** Start of Provided data **

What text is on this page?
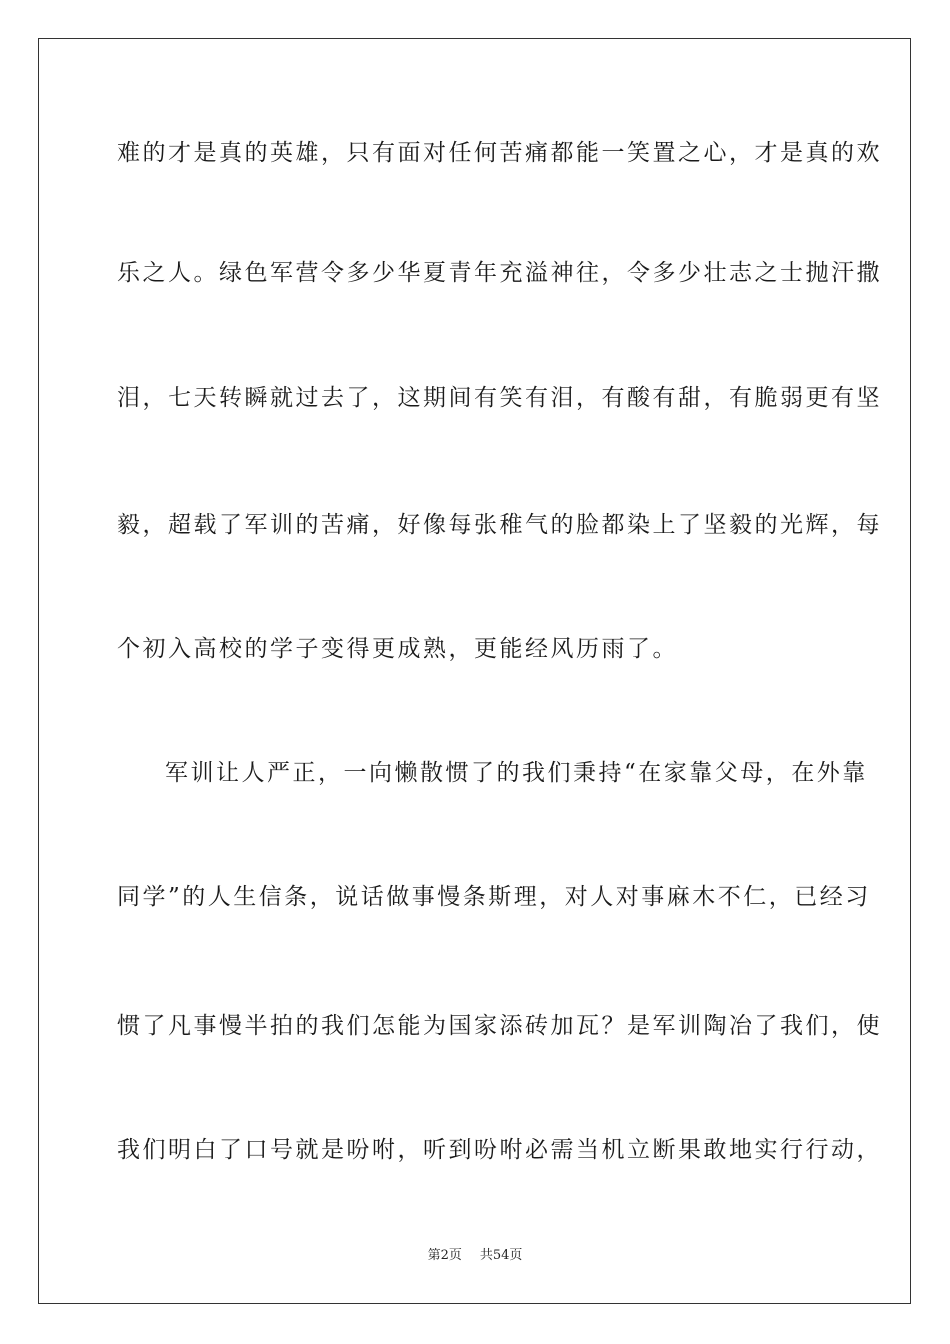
难的才是真的英雄，只有面对任何苦痛都能一笑置之心，才是真的欢
乐之人。绿色军营令多少华夏青年充溢神往，令多少壮志之士抛汗撒
泪，七天转瞬就过去了，这期间有笑有泪，有酸有甜，有脆弱更有坚
毅，超载了军训的苦痛，好像每张稚气的脸都染上了坚毅的光辉，每
个初入高校的学子变得更成熟，更能经风历雨了。
军训让人严正，一向懒散惯了的我们秉持“在家靠父母，在外靠
同学”的人生信条，说话做事慢条斯理，对人对事麻木不仁，已经习
惯了凡事慢半拍的我们怎能为国家添砖加瓦？是军训陶冶了我们，使
我们明白了口号就是吩咐，听到吩咐必需当机立断果敢地实行行动，
第2页 共54页
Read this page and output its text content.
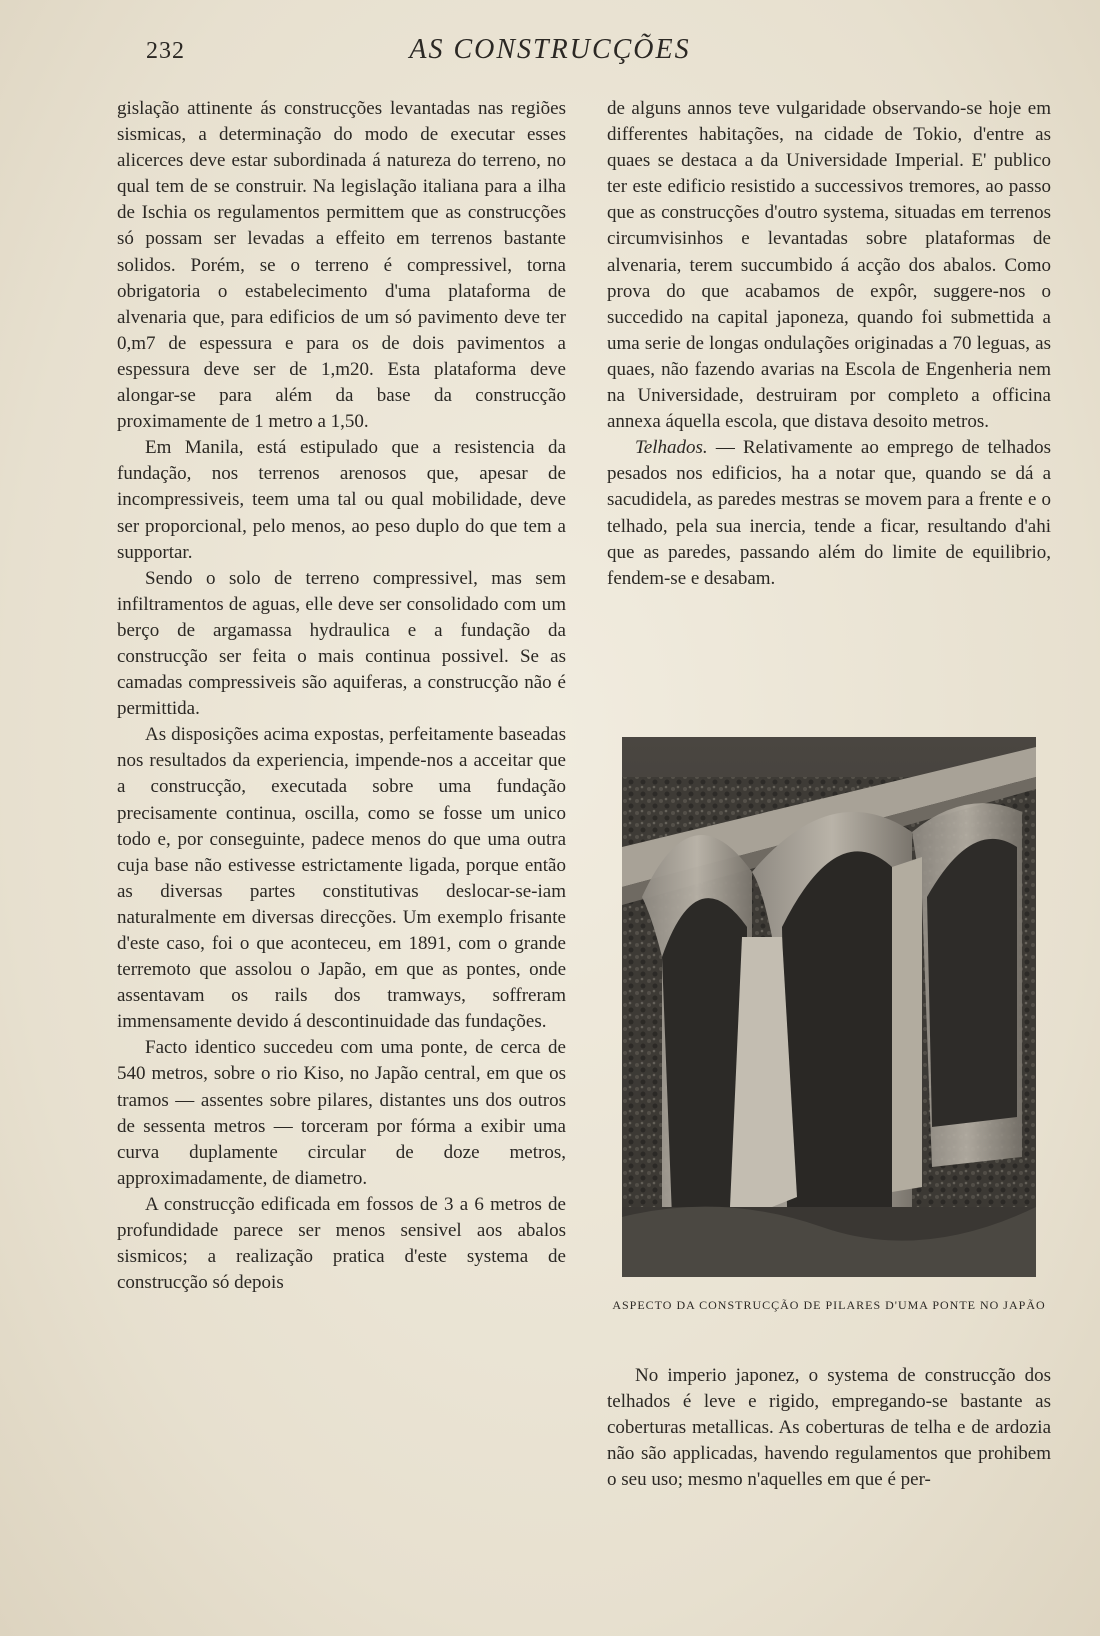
232	AS CONSTRUCÇÕES

gislação attinente ás construcções levantadas nas regiões sismicas, a determinação do modo de executar esses alicerces deve estar subordinada á natureza do terreno, no qual tem de se construir. Na legislação italiana para a ilha de Ischia os regulamentos permittem que as construcções só possam ser levadas a effeito em terrenos bastante solidos. Porém, se o terreno é compressivel, torna obrigatoria o estabelecimento d'uma plataforma de alvenaria que, para edificios de um só pavimento deve ter 0,m7 de espessura e para os de dois pavimentos a espessura deve ser de 1,m20. Esta plataforma deve alongar-se para além da base da construcção proximamente de 1 metro a 1,50.

Em Manila, está estipulado que a resistencia da fundação, nos terrenos arenosos que, apesar de incompressiveis, teem uma tal ou qual mobilidade, deve ser proporcional, pelo menos, ao peso duplo do que tem a supportar.

Sendo o solo de terreno compressivel, mas sem infiltramentos de aguas, elle deve ser consolidado com um berço de argamassa hydraulica e a fundação da construcção ser feita o mais continua possivel. Se as camadas compressiveis são aquiferas, a construcção não é permittida.

As disposições acima expostas, perfeitamente baseadas nos resultados da experiencia, impende-nos a acceitar que a construcção, executada sobre uma fundação precisamente continua, oscilla, como se fosse um unico todo e, por conseguinte, padece menos do que uma outra cuja base não estivesse estrictamente ligada, porque então as diversas partes constitutivas deslocar-se-iam naturalmente em diversas direcções. Um exemplo frisante d'este caso, foi o que aconteceu, em 1891, com o grande terremoto que assolou o Japão, em que as pontes, onde assentavam os rails dos tramways, soffreram immensamente devido á descontinuidade das fundações.

Facto identico succedeu com uma ponte, de cerca de 540 metros, sobre o rio Kiso, no Japão central, em que os tramos — assentes sobre pilares, distantes uns dos outros de sessenta metros — torceram por fórma a exibir uma curva duplamente circular de doze metros, approximadamente, de diametro.

A construcção edificada em fossos de 3 a 6 metros de profundidade parece ser menos sensivel aos abalos sismicos; a realização pratica d'este systema de construcção só depois

de alguns annos teve vulgaridade observando-se hoje em differentes habitações, na cidade de Tokio, d'entre as quaes se destaca a da Universidade Imperial. E' publico ter este edificio resistido a successivos tremores, ao passo que as construcções d'outro systema, situadas em terrenos circumvisinhos e levantadas sobre plataformas de alvenaria, terem succumbido á acção dos abalos. Como prova do que acabamos de expôr, suggere-nos o succedido na capital japoneza, quando foi submettida a uma serie de longas ondulações originadas a 70 leguas, as quaes, não fazendo avarias na Escola de Engenheria nem na Universidade, destruiram por completo a officina annexa áquella escola, que distava desoito metros.

Telhados. — Relativamente ao emprego de telhados pesados nos edificios, ha a notar que, quando se dá a sacudidela, as paredes mestras se movem para a frente e o telhado, pela sua inercia, tende a ficar, resultando d'ahi que as paredes, passando além do limite de equilibrio, fendem-se e desabam.

ASPECTO DA CONSTRUCÇÃO DE PILARES D'UMA PONTE NO JAPÃO

No imperio japonez, o systema de construcção dos telhados é leve e rigido, empregando-se bastante as coberturas metallicas. As coberturas de telha e de ardozia não são applicadas, havendo regulamentos que prohibem o seu uso; mesmo n'aquelles em que é per-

** End of Provided data **

Set out every line from the material that contains the string "this".

What text is on this page?
Read this page and output its text content.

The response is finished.